La plupart des chroniqueurs estiment que les Suisses n'ont pas fait preuve d'égoïsme en refusant la fondation. «Ce non n'est pas le triomphe de l'égoïsme», écrit par exemple le Matin.
Morosité ambiante
Les analystes pensent que le vote relève de la mauvaise conjoncture économique. «A la Bourse, quand les investisseurs perdent confiance, on parle d'un retour aux valeurs défensives. Politiquement, il ne s'est pas passé autre chose ce week-end», écrit le Temps.
«Ce résultat est avant tout le reflet de l'ambiance morose qui règne actuellement sur notre pays», ajoute le Matin.
Un climat d'autant plus morose que les Suisses ont été récemment marqués par quelques affaires. Et 24 Heures de citer la situation financière de Swiss, les millions accordés à Expo.02, la baisse des revenus du 2e pilier, le tout sur fond de valse des PDG munis de faramineux parachutes.

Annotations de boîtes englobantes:
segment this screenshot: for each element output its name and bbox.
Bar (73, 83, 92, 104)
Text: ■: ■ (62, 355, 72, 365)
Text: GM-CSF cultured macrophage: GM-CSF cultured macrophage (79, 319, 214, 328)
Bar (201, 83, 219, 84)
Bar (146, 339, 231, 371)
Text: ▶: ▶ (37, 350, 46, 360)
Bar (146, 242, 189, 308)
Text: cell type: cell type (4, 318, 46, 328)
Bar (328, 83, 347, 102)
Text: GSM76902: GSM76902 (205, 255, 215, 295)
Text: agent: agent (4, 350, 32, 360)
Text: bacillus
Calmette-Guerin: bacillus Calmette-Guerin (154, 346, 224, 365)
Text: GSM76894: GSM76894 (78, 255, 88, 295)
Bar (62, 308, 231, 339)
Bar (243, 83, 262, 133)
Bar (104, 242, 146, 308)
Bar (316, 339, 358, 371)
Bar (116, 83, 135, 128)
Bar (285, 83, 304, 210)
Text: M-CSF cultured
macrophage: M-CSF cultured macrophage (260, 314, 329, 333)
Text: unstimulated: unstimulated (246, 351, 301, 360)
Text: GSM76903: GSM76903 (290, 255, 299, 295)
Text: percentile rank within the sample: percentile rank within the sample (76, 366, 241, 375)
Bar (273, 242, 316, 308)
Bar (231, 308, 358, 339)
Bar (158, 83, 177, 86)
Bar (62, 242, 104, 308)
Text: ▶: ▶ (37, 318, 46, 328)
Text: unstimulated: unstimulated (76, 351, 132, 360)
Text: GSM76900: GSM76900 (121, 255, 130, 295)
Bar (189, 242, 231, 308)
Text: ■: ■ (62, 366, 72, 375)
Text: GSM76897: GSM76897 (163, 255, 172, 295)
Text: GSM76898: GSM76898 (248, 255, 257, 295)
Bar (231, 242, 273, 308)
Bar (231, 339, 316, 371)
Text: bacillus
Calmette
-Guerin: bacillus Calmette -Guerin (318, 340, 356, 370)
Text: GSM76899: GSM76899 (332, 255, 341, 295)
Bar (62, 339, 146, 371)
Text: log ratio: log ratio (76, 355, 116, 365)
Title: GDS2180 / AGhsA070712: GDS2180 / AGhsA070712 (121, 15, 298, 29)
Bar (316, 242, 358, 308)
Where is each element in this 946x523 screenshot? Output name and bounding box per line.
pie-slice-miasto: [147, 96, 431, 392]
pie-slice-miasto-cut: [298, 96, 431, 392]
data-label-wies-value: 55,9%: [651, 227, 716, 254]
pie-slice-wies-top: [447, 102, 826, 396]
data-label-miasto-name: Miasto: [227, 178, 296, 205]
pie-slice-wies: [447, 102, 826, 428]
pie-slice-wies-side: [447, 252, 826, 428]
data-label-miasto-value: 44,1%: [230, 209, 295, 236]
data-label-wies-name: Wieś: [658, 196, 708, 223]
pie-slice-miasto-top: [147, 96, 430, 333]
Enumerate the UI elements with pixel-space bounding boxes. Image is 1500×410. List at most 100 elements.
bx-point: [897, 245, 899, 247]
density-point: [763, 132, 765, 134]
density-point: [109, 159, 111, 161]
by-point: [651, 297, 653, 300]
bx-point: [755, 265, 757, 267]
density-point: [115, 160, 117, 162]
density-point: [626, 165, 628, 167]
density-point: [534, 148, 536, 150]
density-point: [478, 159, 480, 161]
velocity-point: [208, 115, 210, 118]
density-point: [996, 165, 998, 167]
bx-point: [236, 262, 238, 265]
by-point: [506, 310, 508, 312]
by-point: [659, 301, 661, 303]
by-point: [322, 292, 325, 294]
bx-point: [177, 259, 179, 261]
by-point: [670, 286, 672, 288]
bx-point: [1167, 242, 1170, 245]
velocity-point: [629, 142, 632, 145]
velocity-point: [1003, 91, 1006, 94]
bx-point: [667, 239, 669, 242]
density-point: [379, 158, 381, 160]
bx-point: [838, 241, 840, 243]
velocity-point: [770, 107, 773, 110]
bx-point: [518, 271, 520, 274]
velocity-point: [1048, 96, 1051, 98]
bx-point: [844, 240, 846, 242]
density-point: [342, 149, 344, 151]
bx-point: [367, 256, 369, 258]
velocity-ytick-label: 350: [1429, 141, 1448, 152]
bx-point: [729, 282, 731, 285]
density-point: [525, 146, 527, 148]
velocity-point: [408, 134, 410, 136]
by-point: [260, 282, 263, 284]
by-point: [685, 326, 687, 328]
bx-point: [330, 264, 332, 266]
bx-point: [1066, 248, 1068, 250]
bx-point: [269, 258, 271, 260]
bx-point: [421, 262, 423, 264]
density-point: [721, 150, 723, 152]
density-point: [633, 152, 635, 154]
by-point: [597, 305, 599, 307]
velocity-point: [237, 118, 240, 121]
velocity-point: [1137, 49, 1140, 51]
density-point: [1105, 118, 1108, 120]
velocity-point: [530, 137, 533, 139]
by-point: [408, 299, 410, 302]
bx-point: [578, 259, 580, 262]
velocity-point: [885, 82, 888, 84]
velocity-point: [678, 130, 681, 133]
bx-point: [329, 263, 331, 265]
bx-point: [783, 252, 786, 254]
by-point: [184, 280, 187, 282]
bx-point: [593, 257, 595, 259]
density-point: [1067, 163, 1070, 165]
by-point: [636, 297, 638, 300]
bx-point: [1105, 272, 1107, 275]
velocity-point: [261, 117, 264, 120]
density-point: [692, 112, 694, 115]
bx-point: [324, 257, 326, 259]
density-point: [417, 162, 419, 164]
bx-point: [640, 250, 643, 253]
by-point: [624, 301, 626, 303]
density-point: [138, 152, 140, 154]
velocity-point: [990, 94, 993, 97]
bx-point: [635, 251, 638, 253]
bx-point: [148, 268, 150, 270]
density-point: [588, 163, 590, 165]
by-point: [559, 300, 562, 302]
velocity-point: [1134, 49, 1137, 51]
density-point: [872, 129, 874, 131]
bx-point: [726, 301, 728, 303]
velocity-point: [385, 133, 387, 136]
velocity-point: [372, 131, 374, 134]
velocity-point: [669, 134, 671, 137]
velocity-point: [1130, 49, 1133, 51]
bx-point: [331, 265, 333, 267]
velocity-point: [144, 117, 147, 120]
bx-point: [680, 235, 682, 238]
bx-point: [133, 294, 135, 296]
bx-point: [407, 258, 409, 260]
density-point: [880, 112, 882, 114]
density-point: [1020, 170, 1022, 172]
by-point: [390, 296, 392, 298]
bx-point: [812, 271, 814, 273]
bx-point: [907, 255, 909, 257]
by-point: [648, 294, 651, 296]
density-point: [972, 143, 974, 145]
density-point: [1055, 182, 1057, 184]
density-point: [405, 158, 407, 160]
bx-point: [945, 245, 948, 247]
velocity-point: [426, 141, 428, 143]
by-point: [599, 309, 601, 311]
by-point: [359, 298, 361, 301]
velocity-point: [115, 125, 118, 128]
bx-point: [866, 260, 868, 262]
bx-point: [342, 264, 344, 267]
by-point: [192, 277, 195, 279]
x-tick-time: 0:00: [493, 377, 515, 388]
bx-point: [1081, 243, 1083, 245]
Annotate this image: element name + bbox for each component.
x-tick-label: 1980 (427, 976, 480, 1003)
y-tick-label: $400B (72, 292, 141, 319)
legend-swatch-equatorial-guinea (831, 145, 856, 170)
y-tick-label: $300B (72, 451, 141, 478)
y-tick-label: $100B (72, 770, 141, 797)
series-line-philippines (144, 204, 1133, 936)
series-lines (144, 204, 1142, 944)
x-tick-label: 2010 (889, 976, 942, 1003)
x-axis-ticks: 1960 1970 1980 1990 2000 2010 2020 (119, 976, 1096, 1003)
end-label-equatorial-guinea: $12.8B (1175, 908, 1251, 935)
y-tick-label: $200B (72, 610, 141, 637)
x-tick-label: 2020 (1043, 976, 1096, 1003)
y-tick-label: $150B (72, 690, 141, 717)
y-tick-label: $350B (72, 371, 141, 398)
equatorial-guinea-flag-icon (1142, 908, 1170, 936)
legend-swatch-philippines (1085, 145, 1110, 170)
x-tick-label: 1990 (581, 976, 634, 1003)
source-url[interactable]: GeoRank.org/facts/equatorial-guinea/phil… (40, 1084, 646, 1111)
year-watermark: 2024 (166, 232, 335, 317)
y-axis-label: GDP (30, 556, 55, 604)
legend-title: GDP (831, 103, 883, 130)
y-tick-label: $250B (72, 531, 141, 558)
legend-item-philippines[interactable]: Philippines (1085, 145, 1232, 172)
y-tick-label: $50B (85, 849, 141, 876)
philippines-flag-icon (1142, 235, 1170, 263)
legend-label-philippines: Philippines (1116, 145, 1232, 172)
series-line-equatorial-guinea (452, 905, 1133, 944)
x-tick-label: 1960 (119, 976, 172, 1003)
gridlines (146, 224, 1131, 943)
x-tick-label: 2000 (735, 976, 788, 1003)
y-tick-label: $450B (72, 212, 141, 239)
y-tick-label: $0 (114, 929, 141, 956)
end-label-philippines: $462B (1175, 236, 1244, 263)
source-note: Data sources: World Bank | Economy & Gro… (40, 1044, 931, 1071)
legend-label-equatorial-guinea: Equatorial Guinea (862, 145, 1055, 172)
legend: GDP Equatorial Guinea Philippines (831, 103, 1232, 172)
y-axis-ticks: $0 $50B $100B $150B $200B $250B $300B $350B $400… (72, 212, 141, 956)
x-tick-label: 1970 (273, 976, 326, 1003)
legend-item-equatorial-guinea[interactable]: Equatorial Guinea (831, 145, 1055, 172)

### [Consigne écrite A]
Réécrivez la liste depuis son début jusqu'à la ligne contenant « Bar (146, 339, 231, 371) », celle-ci comprise, en remplaçant « cultured » par « differentiated » et sans rien modifier d'autre.
### [Consigne écrite B]
Prolongez la revue de presse sur le refus de la fondation par les Suisses en reprenant après sa dernière phrase.

### [Résultat de la tâche A]
segment this screenshot: for each element output its name and bbox.
Bar (73, 83, 92, 104)
Text: ■: ■ (62, 355, 72, 365)
Text: GM-CSF differentiated macrophage: GM-CSF differentiated macrophage (79, 319, 214, 328)
Bar (201, 83, 219, 84)
Bar (146, 339, 231, 371)

### [Résultat de la tâche B]
Un mauvais projet
Mais la conjoncture n'explique pas tout. Le Conseil fédéral et, plus généralement, le monde politique, ont aussi leur part de responsabilité dans l'échec de la Fondation Suisse solidaire.
En effet, pour les commentateurs, ce projet était mal ficelé. Personne n'a vraiment compris quels étaient les buts de la fondation. Le Tages Anzeiger résume bien l'opinion générale des journalistes en qualifiant le projet de «nébuleux».
Or, le Conseil fédéral n'a jamais réussi à apporter la clarté nécessaire. Ce qui fait d'ailleurs dire à la Liberté: «C'est comme s'il avait voulu torpiller sa propre idée de créer une Fondation Suisse solidaire».
Mais c'est également un vote de défiance face au monde politique en général. Les Suisses ont exprimé leur «défiance devant les dessins impénétrables du monde politique; leur lassitude devant le gaspillage de l'argent public», note 24 Heures.
Mauvais souvenir
Les chroniqueurs estiment également que le souvenir de la pression exercée sur la Suisse lors de la crise des fonds en déshérence a aussi coulé le projet de fondation.
La Neue Zuercher Zeitung va même plus loin: «La campagne n'a pas été tout à fait épargnée par quelques relents d'antisémitisme», écrit le grand quotidien zurichois.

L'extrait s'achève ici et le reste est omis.